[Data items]
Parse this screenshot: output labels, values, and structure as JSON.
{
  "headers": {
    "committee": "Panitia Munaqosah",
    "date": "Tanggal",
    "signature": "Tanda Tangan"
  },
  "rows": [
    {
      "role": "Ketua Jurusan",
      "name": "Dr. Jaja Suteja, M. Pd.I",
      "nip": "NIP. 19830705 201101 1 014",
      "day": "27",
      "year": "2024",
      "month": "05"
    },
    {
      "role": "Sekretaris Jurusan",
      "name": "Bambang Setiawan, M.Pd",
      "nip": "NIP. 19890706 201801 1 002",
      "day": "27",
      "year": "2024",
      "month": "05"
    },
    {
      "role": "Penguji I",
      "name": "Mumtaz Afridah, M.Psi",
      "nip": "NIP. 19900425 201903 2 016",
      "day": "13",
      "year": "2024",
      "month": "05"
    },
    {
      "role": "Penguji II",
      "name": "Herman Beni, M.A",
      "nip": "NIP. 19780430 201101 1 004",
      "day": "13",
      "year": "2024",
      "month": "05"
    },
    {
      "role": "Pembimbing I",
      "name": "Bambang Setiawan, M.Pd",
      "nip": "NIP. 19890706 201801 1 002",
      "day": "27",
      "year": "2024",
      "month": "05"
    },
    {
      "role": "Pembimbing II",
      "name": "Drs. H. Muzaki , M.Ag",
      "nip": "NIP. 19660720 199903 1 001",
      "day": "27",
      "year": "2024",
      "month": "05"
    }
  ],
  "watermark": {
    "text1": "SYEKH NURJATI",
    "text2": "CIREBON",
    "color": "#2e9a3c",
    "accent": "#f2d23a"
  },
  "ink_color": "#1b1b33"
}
==
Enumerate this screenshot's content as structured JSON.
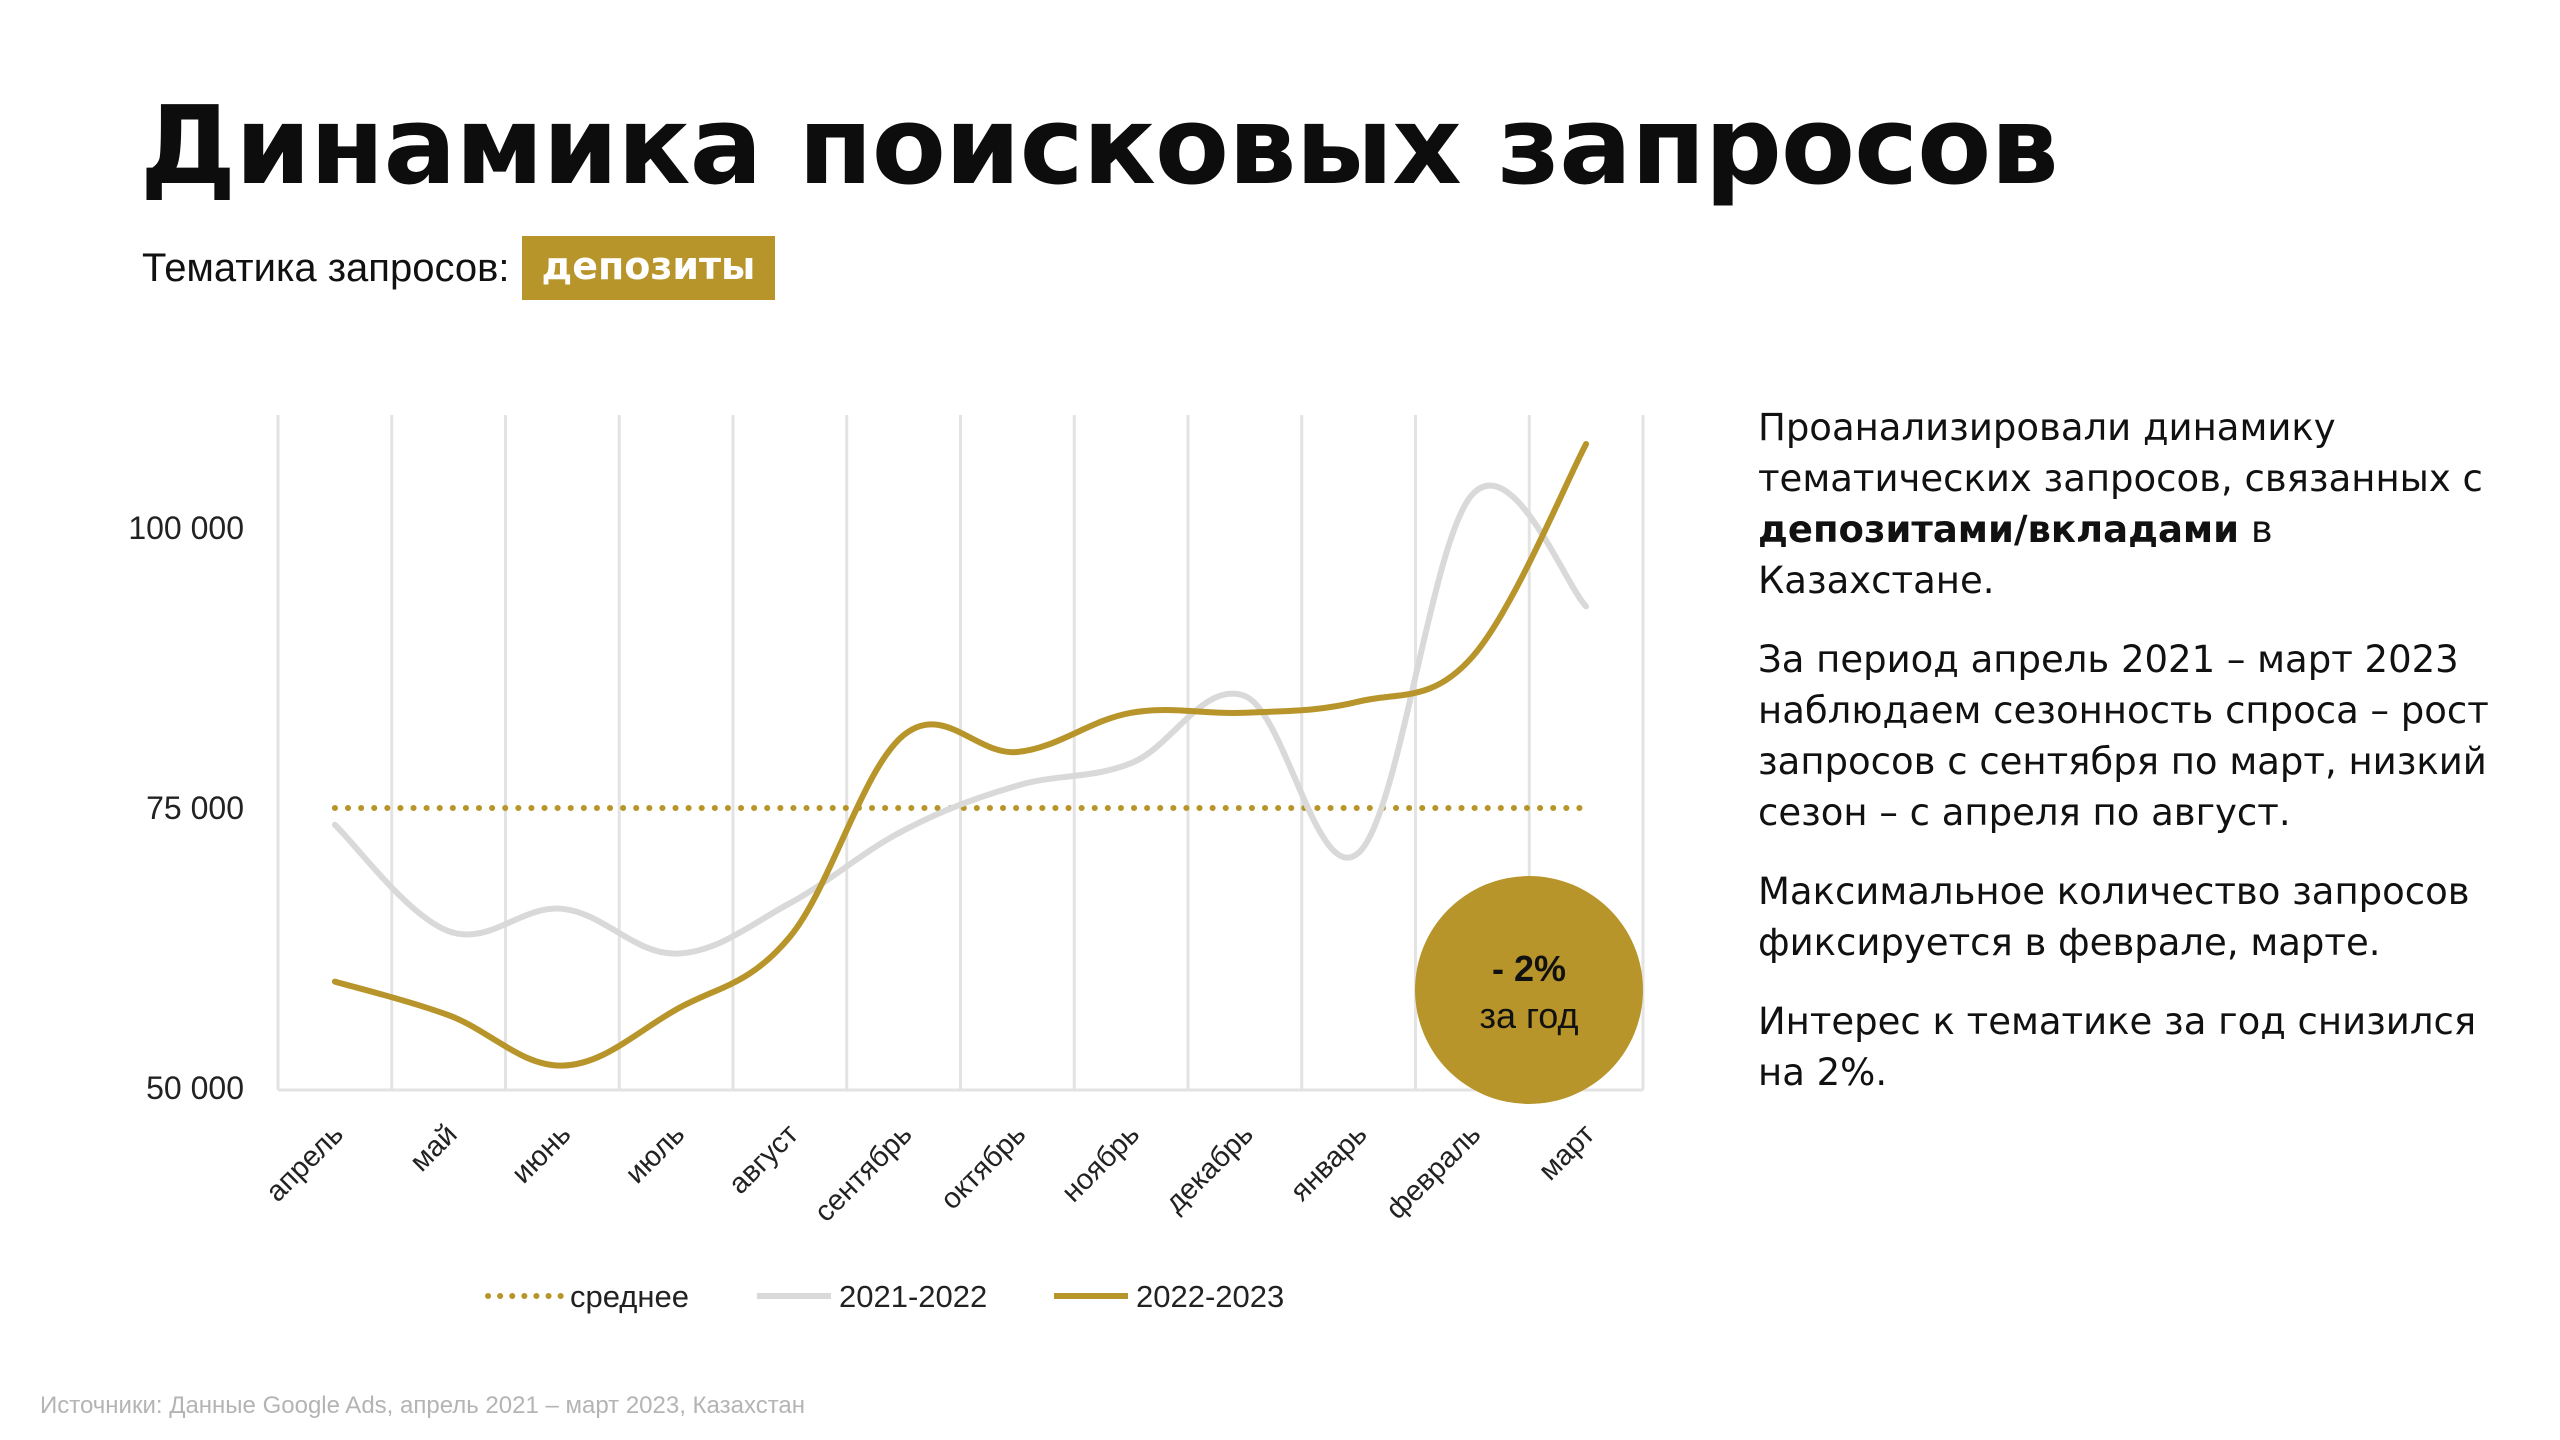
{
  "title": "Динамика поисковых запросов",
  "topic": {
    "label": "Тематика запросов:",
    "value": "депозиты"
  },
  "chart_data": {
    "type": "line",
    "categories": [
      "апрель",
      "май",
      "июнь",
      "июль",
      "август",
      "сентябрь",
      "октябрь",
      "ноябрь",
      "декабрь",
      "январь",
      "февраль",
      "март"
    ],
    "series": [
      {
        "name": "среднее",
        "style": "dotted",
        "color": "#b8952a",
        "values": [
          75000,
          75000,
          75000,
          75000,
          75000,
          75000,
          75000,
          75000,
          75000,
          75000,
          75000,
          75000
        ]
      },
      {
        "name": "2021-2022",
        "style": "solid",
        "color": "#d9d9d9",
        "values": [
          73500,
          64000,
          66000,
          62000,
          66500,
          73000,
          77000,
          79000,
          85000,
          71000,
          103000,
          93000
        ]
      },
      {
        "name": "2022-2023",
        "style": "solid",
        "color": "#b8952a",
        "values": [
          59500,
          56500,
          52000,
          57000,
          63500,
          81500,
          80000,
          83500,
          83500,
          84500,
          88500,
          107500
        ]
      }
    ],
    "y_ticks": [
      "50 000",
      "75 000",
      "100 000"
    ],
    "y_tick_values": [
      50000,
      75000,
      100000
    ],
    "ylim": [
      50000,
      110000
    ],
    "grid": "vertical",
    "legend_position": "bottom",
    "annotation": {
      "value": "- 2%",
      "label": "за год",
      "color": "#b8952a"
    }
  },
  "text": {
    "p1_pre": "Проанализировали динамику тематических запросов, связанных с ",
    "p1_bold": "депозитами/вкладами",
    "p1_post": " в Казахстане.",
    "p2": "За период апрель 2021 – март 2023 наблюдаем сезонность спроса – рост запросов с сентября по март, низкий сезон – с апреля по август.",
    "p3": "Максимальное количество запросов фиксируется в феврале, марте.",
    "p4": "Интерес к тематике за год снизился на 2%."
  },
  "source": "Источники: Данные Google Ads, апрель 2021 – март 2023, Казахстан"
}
---
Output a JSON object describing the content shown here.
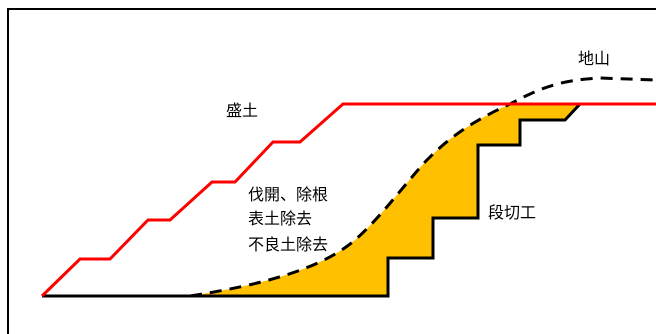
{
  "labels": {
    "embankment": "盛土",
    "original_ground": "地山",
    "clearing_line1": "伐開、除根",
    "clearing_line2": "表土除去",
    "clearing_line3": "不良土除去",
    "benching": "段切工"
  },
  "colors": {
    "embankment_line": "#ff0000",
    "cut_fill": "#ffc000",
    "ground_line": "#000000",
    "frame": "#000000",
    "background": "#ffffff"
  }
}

### Instructions for the task
Every line in the data that holds "labels" should be copied out.

### Finished exercise
Parse this screenshot: output labels, values, and structure as JSON.
  "labels": {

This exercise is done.